*Dataset excerpts*
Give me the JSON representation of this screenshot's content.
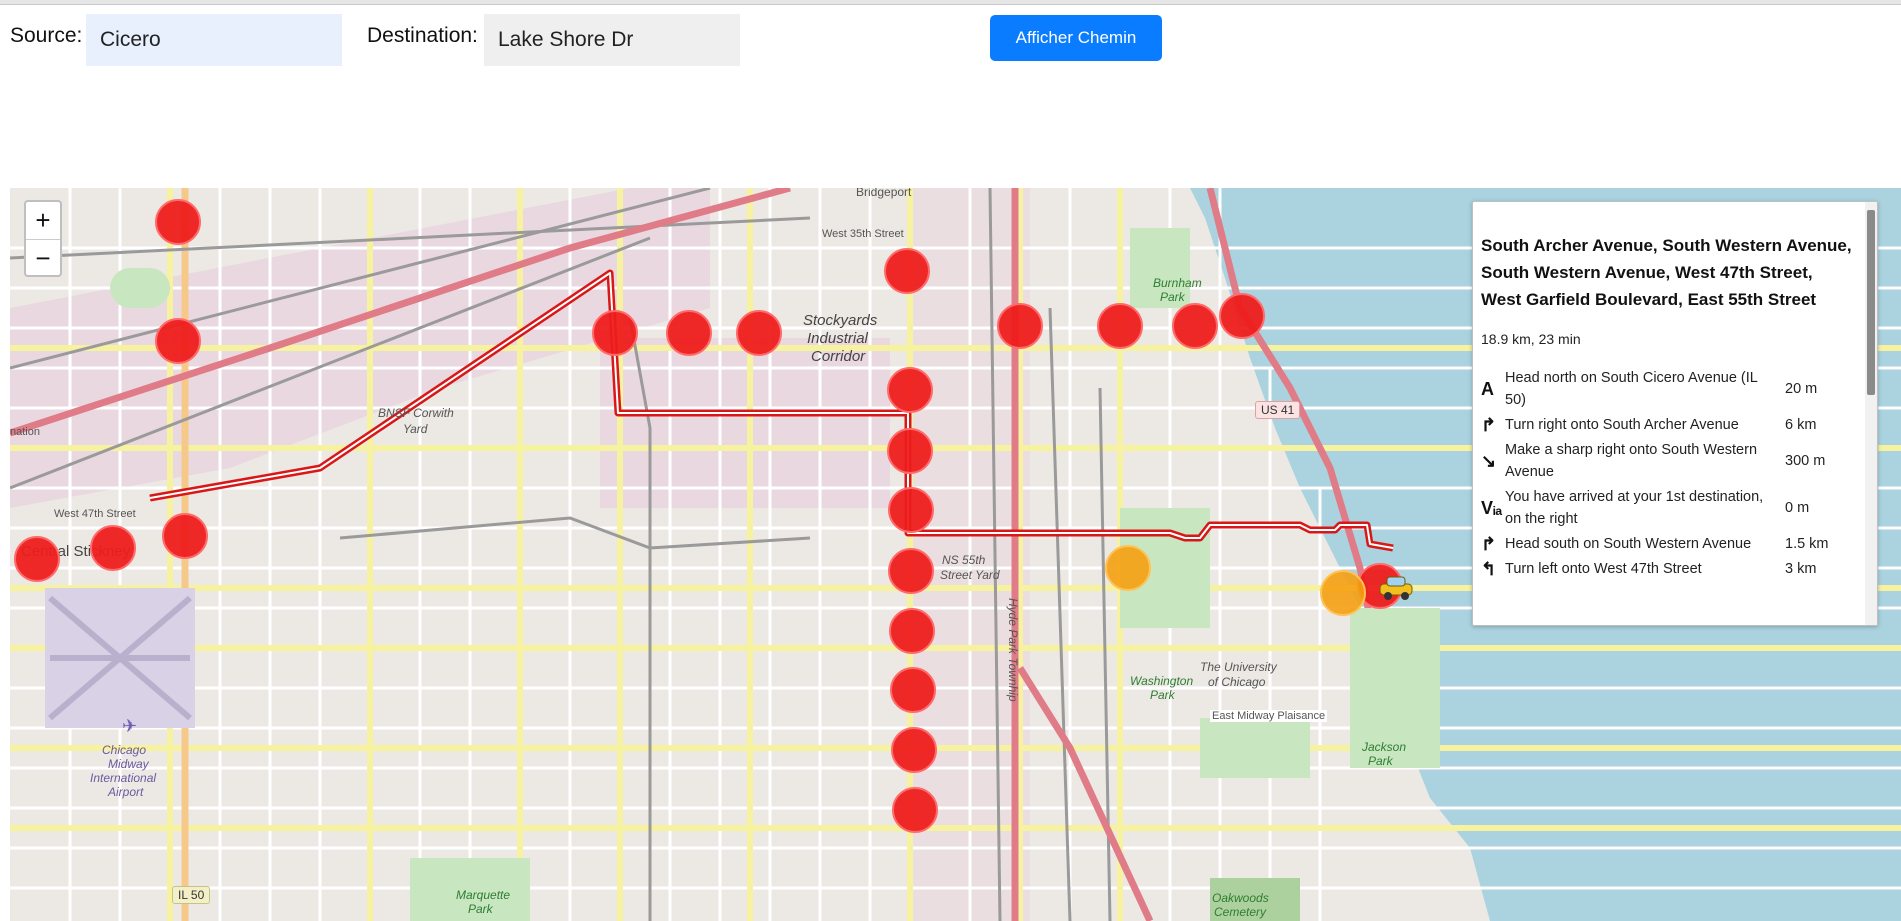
{
  "form": {
    "source_label": "Source:",
    "source_value": "Cicero",
    "destination_label": "Destination:",
    "destination_value": "Lake Shore Dr",
    "submit_label": "Afficher Chemin"
  },
  "map": {
    "zoom_in": "+",
    "zoom_out": "−",
    "labels": {
      "bridgeport": "Bridgeport",
      "west35": "West 35th Street",
      "stockyards1": "Stockyards",
      "stockyards2": "Industrial",
      "stockyards3": "Corridor",
      "bnsf1": "BNSF Corwith",
      "bnsf2": "Yard",
      "west47": "West 47th Street",
      "stickney": "Central Stickney",
      "nsyard1": "NS 55th",
      "nsyard2": "Street Yard",
      "hydepark": "Hyde Park Townhip",
      "burnham1": "Burnham",
      "burnham2": "Park",
      "washington1": "Washington",
      "washington2": "Park",
      "uchicago1": "The University",
      "uchicago2": "of Chicago",
      "midway": "East Midway Plaisance",
      "jackson1": "Jackson",
      "jackson2": "Park",
      "marquette1": "Marquette",
      "marquette2": "Park",
      "oakwoods1": "Oakwoods",
      "oakwoods2": "Cemetery",
      "airport1": "Chicago",
      "airport2": "Midway",
      "airport3": "International",
      "airport4": "Airport",
      "nation": "nation"
    },
    "shields": {
      "us41": "US 41",
      "il50": "IL 50"
    }
  },
  "route_panel": {
    "title": "South Archer Avenue, South Western Avenue, South Western Avenue, West 47th Street, West Garfield Boulevard, East 55th Street",
    "summary": "18.9 km, 23 min",
    "steps": [
      {
        "icon": "A",
        "text": "Head north on South Cicero Avenue (IL 50)",
        "distance": "20 m"
      },
      {
        "icon": "↱",
        "text": "Turn right onto South Archer Avenue",
        "distance": "6 km"
      },
      {
        "icon": "↘",
        "text": "Make a sharp right onto South Western Avenue",
        "distance": "300 m"
      },
      {
        "icon": "Vᵢₐ",
        "text": "You have arrived at your 1st destination, on the right",
        "distance": "0 m"
      },
      {
        "icon": "↱",
        "text": "Head south on South Western Avenue",
        "distance": "1.5 km"
      },
      {
        "icon": "↰",
        "text": "Turn left onto West 47th Street",
        "distance": "3 km"
      }
    ]
  },
  "colors": {
    "accent": "#0a7cff",
    "marker_red": "#ee1c1c",
    "marker_orange": "#f5a011",
    "route": "#d81818",
    "water": "#aad3df"
  }
}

*Given problem*
Write out the records above once more, word for word, with no pictures.

*Correct response*
Give me the JSON representation of this screenshot's content.
{
  "form": {
    "source_label": "Source:",
    "source_value": "Cicero",
    "destination_label": "Destination:",
    "destination_value": "Lake Shore Dr",
    "submit_label": "Afficher Chemin"
  },
  "map": {
    "zoom_in": "+",
    "zoom_out": "−",
    "labels": {
      "bridgeport": "Bridgeport",
      "west35": "West 35th Street",
      "stockyards1": "Stockyards",
      "stockyards2": "Industrial",
      "stockyards3": "Corridor",
      "bnsf1": "BNSF Corwith",
      "bnsf2": "Yard",
      "west47": "West 47th Street",
      "stickney": "Central Stickney",
      "nsyard1": "NS 55th",
      "nsyard2": "Street Yard",
      "hydepark": "Hyde Park Townhip",
      "burnham1": "Burnham",
      "burnham2": "Park",
      "washington1": "Washington",
      "washington2": "Park",
      "uchicago1": "The University",
      "uchicago2": "of Chicago",
      "midway": "East Midway Plaisance",
      "jackson1": "Jackson",
      "jackson2": "Park",
      "marquette1": "Marquette",
      "marquette2": "Park",
      "oakwoods1": "Oakwoods",
      "oakwoods2": "Cemetery",
      "airport1": "Chicago",
      "airport2": "Midway",
      "airport3": "International",
      "airport4": "Airport",
      "nation": "nation"
    },
    "shields": {
      "us41": "US 41",
      "il50": "IL 50"
    }
  },
  "route_panel": {
    "title": "South Archer Avenue, South Western Avenue, South Western Avenue, West 47th Street, West Garfield Boulevard, East 55th Street",
    "summary": "18.9 km, 23 min",
    "steps": [
      {
        "icon": "A",
        "text": "Head north on South Cicero Avenue (IL 50)",
        "distance": "20 m"
      },
      {
        "icon": "↱",
        "text": "Turn right onto South Archer Avenue",
        "distance": "6 km"
      },
      {
        "icon": "↘",
        "text": "Make a sharp right onto South Western Avenue",
        "distance": "300 m"
      },
      {
        "icon": "Vᵢₐ",
        "text": "You have arrived at your 1st destination, on the right",
        "distance": "0 m"
      },
      {
        "icon": "↱",
        "text": "Head south on South Western Avenue",
        "distance": "1.5 km"
      },
      {
        "icon": "↰",
        "text": "Turn left onto West 47th Street",
        "distance": "3 km"
      }
    ]
  },
  "colors": {
    "accent": "#0a7cff",
    "marker_red": "#ee1c1c",
    "marker_orange": "#f5a011",
    "route": "#d81818",
    "water": "#aad3df"
  }
}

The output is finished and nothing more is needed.